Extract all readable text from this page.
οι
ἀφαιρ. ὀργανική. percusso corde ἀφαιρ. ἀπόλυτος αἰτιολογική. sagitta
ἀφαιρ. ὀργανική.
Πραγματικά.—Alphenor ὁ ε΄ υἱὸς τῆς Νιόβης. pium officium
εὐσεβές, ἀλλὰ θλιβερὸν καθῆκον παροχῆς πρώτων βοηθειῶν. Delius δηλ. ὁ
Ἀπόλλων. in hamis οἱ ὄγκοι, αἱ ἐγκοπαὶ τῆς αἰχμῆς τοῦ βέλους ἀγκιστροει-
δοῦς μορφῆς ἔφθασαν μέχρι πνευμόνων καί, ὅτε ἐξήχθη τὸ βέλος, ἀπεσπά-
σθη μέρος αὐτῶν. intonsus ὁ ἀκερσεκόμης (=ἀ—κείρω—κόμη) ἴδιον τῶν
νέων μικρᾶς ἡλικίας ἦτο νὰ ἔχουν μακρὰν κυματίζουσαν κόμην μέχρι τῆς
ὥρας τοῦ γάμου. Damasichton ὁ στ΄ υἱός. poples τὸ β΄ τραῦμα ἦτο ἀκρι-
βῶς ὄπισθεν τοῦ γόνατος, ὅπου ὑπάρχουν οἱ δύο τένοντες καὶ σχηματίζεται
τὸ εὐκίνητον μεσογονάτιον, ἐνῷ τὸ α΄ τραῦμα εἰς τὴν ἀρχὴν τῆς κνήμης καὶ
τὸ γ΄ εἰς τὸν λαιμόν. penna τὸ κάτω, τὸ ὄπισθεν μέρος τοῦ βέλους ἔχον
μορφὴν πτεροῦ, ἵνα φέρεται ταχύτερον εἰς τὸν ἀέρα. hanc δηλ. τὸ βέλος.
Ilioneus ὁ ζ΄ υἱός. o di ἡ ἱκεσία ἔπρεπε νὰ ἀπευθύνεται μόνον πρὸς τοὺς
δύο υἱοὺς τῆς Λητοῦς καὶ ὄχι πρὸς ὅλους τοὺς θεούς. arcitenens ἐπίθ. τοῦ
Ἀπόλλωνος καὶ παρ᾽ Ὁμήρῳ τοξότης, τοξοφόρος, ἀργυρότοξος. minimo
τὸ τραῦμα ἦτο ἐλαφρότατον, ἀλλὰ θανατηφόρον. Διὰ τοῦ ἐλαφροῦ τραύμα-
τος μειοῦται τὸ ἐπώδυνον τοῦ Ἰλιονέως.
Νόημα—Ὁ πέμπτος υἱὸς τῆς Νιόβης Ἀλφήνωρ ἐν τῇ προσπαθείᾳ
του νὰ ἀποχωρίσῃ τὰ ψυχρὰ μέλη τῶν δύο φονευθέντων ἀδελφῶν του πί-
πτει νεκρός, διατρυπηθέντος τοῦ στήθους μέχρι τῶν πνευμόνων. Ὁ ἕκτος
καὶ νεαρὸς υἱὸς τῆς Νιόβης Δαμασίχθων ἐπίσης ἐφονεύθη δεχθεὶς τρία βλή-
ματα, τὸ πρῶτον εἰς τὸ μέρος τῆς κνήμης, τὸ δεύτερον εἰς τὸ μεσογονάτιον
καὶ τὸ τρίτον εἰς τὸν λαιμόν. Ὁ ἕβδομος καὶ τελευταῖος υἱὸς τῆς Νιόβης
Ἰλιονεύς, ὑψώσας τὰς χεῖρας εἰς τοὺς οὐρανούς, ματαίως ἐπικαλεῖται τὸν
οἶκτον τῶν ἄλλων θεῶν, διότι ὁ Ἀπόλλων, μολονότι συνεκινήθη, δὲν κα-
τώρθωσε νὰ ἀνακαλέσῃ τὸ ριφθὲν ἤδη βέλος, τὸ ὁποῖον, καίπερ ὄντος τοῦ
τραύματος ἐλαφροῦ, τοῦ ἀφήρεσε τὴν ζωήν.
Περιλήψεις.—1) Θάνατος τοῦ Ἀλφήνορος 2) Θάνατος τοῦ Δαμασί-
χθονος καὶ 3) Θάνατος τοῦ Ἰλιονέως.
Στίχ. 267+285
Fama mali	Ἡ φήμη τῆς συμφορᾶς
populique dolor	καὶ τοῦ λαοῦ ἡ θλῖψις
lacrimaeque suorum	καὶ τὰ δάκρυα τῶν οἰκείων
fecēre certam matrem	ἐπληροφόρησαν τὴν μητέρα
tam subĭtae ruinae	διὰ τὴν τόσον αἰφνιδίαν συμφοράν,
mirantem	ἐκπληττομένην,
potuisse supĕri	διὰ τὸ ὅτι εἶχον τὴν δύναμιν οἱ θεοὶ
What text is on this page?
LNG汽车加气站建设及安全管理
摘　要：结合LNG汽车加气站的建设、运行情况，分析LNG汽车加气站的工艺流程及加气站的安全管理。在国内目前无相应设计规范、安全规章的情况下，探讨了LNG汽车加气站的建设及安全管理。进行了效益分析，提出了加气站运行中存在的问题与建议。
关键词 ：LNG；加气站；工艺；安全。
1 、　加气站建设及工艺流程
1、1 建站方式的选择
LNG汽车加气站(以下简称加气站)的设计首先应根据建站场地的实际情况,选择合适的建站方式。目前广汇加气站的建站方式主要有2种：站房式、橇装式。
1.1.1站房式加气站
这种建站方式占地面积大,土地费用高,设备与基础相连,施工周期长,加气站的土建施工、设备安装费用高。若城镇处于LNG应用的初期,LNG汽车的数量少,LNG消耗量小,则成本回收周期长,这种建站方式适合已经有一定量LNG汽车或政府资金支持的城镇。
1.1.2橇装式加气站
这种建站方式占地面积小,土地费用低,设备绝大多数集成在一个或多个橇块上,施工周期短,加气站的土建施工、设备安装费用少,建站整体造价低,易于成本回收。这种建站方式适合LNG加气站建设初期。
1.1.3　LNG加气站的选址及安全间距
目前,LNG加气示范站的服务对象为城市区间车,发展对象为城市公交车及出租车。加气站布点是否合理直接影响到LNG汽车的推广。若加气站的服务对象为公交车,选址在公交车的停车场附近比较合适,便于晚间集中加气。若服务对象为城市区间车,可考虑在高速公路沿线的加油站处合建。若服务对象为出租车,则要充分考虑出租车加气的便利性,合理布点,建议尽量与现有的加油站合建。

==========

Go through the material above and copy each line that has the word "ὀργανική".

-- SOLUTION BELOW --
ἀφαιρ. ὀργανική. percusso corde ἀφαιρ. ἀπόλυτος αἰτιολογική. sagitta
ἀφαιρ. ὀργανική.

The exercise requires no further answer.